## BEGIN Provided data

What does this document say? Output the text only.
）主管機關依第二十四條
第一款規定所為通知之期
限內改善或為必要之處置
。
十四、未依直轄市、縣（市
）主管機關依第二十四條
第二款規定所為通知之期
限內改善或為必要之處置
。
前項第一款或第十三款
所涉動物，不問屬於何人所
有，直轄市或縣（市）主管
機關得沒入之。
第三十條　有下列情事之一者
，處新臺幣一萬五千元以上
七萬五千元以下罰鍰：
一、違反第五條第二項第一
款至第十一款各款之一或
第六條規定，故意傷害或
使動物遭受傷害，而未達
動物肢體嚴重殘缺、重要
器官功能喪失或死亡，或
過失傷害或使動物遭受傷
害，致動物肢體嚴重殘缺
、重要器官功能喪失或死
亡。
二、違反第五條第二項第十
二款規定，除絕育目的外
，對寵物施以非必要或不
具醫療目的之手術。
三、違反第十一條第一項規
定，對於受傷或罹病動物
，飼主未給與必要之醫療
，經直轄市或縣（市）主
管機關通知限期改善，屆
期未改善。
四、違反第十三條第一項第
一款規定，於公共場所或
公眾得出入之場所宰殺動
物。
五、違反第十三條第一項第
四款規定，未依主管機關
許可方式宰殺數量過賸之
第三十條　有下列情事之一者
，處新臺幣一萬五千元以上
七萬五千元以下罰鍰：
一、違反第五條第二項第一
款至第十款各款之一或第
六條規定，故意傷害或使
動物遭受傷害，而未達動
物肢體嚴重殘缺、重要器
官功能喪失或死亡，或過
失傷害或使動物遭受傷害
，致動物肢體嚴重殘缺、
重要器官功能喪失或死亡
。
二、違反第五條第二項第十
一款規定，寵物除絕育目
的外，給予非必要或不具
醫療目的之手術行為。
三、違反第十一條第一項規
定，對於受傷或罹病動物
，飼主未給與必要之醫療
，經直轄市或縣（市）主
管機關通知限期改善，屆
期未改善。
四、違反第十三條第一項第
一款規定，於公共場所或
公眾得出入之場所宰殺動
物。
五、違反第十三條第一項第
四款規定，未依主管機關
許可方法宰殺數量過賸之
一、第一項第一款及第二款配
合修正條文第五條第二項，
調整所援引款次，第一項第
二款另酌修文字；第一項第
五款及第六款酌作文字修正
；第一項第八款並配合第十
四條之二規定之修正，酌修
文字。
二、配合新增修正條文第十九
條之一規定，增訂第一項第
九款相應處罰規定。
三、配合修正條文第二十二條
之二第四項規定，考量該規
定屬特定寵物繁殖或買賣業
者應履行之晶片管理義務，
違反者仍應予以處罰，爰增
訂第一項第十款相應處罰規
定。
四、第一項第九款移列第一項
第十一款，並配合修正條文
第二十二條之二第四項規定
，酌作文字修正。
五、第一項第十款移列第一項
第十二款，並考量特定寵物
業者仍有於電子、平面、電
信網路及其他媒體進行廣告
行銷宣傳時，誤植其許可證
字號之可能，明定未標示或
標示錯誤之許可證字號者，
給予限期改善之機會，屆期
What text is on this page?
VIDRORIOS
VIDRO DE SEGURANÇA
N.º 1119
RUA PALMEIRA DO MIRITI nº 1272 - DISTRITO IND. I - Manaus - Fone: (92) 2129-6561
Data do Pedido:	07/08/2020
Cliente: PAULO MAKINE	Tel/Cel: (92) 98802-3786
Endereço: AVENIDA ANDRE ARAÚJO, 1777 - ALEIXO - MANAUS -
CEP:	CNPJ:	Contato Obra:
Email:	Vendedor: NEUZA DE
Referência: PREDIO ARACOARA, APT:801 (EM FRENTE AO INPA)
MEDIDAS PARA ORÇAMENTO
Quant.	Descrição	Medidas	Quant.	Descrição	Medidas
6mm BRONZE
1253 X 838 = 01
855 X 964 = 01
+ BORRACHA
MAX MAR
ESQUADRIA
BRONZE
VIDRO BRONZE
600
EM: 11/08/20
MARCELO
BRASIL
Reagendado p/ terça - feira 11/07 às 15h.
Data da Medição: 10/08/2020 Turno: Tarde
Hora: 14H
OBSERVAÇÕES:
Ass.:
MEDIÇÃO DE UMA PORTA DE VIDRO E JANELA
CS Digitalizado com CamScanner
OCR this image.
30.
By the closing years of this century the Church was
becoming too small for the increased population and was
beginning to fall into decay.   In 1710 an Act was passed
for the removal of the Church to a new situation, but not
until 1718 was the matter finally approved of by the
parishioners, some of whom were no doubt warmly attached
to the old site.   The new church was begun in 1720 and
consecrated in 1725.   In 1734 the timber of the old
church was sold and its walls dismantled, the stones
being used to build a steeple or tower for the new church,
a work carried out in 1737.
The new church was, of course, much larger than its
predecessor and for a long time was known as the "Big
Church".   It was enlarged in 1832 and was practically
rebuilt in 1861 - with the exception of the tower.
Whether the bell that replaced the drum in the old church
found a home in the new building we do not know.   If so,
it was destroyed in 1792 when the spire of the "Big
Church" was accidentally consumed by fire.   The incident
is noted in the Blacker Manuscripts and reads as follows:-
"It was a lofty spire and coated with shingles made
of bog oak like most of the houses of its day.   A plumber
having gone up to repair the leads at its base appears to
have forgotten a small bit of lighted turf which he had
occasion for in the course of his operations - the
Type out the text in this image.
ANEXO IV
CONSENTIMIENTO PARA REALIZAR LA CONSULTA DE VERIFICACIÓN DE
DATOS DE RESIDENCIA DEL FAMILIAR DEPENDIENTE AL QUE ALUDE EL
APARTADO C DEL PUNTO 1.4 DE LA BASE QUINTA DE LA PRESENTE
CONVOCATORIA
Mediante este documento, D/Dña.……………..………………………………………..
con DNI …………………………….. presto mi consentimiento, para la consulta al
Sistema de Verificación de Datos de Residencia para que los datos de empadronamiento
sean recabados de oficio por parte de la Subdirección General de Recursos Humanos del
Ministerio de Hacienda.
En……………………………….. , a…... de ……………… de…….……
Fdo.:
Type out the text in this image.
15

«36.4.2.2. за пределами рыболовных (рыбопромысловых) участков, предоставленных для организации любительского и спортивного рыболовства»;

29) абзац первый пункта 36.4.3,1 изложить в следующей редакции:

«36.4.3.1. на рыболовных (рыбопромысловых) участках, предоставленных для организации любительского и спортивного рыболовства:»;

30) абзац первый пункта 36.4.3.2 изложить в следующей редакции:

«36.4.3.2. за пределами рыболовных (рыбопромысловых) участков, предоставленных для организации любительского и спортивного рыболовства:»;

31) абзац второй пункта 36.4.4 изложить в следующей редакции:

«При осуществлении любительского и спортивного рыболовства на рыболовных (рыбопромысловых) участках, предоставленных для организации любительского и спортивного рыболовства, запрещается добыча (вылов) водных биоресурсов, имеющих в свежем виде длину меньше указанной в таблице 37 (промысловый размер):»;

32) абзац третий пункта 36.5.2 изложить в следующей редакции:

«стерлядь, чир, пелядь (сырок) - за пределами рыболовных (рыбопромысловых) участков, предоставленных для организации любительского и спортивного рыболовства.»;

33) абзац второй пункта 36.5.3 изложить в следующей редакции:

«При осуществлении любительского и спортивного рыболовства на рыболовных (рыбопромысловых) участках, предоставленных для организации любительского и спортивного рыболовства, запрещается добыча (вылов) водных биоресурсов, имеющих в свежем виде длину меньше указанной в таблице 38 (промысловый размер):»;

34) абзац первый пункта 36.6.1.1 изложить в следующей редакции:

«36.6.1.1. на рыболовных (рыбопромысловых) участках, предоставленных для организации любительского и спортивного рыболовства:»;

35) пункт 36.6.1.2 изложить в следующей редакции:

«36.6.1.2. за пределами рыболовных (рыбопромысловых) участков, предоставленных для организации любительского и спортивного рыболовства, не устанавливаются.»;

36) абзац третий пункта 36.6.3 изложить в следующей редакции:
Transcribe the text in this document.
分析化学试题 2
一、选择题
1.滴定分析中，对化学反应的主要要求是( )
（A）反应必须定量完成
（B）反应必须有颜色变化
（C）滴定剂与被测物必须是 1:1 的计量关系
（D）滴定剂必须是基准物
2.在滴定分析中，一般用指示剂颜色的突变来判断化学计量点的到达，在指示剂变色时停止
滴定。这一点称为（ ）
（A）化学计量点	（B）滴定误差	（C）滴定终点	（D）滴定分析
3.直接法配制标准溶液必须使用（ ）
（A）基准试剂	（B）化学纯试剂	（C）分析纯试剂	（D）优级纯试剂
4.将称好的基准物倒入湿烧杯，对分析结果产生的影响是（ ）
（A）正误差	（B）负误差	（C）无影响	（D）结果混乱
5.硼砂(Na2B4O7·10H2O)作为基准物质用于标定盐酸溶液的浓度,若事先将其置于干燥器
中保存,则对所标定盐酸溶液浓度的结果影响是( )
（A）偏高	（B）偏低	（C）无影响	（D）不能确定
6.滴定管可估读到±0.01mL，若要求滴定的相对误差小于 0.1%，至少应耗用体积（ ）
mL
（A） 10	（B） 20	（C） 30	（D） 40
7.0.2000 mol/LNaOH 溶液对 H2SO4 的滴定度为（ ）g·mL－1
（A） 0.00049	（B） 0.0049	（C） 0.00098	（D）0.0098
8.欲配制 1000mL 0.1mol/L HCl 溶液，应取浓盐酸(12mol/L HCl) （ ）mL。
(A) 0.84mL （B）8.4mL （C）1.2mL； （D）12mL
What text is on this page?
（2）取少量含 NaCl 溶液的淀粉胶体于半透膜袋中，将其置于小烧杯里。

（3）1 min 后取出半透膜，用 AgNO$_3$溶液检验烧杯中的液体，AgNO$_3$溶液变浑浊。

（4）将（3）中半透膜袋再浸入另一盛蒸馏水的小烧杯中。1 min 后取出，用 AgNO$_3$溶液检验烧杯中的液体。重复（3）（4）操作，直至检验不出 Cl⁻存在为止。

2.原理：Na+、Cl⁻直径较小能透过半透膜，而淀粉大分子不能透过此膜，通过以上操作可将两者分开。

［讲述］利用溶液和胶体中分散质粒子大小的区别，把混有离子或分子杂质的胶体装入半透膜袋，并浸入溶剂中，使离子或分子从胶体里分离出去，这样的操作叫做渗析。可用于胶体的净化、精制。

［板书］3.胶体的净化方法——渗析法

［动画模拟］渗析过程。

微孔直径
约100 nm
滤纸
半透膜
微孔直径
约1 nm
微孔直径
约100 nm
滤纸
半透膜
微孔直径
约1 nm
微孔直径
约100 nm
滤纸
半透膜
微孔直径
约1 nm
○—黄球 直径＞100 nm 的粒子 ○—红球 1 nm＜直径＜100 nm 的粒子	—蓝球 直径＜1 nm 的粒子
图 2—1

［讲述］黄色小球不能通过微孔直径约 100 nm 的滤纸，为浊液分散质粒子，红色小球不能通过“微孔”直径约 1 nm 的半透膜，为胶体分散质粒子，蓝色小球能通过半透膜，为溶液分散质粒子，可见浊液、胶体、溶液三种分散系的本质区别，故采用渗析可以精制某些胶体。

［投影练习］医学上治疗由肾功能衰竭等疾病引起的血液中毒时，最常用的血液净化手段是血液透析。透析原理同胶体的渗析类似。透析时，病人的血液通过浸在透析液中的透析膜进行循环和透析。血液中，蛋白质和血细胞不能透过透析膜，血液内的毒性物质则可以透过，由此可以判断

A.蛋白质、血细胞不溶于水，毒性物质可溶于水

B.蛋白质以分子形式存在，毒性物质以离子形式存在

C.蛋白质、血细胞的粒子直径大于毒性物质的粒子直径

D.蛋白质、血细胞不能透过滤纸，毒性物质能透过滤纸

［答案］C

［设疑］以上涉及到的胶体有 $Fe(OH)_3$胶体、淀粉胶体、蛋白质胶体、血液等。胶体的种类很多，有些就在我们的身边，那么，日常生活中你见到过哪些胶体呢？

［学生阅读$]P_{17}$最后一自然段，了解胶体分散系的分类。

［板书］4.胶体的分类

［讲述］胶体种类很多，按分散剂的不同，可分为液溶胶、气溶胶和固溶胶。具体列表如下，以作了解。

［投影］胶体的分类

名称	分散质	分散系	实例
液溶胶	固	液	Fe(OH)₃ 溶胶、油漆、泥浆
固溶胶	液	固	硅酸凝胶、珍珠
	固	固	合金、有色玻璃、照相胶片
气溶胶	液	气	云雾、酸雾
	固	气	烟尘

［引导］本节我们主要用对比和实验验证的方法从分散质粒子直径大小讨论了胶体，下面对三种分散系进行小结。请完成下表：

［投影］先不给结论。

## END Provided data

Problem description —
Within the data above, pick out all lines holding the word "участках".

Output below —
«36.4.3.1. на рыболовных (рыбопромысловых) участках, предоставленных для организации любительского и спортивного рыболовства:»;
«При осуществлении любительского и спортивного рыболовства на рыболовных (рыбопромысловых) участках, предоставленных для организации любительского и спортивного рыболовства, запрещается добыча (вылов) водных биоресурсов, имеющих в свежем виде длину меньше указанной в таблице 37 (промысловый размер):»;
«При осуществлении любительского и спортивного рыболовства на рыболовных (рыбопромысловых) участках, предоставленных для организации любительского и спортивного рыболовства, запрещается добыча (вылов) водных биоресурсов, имеющих в свежем виде длину меньше указанной в таблице 38 (промысловый размер):»;
«36.6.1.1. на рыболовных (рыбопромысловых) участках, предоставленных для организации любительского и спортивного рыболовства:»;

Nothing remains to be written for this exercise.